-- start of SOURCE DATA --

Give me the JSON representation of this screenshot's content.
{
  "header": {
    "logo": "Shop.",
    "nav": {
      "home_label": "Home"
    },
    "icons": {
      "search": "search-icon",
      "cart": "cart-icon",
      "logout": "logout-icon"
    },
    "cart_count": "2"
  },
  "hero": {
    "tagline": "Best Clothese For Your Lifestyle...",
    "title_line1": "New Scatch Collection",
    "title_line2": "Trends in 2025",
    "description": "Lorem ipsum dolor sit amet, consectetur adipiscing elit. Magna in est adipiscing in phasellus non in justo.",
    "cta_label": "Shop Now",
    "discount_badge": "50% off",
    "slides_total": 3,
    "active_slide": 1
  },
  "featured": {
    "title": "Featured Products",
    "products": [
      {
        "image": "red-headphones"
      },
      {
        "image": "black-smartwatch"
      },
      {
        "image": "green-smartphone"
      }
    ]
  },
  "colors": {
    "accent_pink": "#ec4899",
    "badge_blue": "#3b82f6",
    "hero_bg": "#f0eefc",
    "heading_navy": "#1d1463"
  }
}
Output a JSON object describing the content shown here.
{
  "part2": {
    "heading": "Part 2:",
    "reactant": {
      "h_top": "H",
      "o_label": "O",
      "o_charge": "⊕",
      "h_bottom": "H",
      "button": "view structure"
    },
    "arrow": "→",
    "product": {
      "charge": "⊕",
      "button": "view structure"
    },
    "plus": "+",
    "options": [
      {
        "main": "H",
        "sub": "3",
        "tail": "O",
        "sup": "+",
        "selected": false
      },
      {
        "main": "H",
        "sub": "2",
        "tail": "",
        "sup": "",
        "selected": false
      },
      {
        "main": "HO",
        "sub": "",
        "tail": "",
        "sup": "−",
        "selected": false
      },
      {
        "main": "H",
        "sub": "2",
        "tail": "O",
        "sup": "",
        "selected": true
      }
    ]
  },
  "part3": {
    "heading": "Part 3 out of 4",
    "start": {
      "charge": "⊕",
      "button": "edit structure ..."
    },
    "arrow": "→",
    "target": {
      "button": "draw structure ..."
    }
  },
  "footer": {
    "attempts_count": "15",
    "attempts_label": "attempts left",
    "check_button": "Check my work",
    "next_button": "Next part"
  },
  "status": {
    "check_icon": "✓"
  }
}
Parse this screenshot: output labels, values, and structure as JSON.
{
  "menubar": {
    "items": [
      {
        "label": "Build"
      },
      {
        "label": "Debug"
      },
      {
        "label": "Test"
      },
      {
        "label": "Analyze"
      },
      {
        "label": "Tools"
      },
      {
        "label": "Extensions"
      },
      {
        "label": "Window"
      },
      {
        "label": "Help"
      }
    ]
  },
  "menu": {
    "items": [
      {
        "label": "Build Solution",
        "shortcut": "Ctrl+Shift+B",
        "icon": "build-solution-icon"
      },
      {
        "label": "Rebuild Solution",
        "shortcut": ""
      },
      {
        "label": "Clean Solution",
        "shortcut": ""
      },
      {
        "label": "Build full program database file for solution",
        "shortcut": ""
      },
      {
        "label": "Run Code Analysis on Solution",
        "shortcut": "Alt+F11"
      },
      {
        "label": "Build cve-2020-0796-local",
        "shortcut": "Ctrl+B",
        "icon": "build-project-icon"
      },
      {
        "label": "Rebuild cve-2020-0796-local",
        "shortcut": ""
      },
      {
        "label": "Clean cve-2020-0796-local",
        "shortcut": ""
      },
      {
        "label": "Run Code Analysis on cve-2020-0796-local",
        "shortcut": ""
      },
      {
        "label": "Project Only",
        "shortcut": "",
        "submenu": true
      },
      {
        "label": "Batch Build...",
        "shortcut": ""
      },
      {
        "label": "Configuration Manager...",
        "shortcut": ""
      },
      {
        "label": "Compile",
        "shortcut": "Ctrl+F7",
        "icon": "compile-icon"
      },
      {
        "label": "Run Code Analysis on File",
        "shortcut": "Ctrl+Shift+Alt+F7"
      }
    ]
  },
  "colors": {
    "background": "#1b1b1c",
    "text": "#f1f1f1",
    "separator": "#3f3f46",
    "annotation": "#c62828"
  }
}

-- end of SOURCE DATA --

#### [GIVEN INSTRUCTION]
Copy every single line of the material above that holds "JSON".

#### [TASK RESPONSE]
Give me the JSON representation of this screenshot's content.
Output a JSON object describing the content shown here.
Parse this screenshot: output labels, values, and structure as JSON.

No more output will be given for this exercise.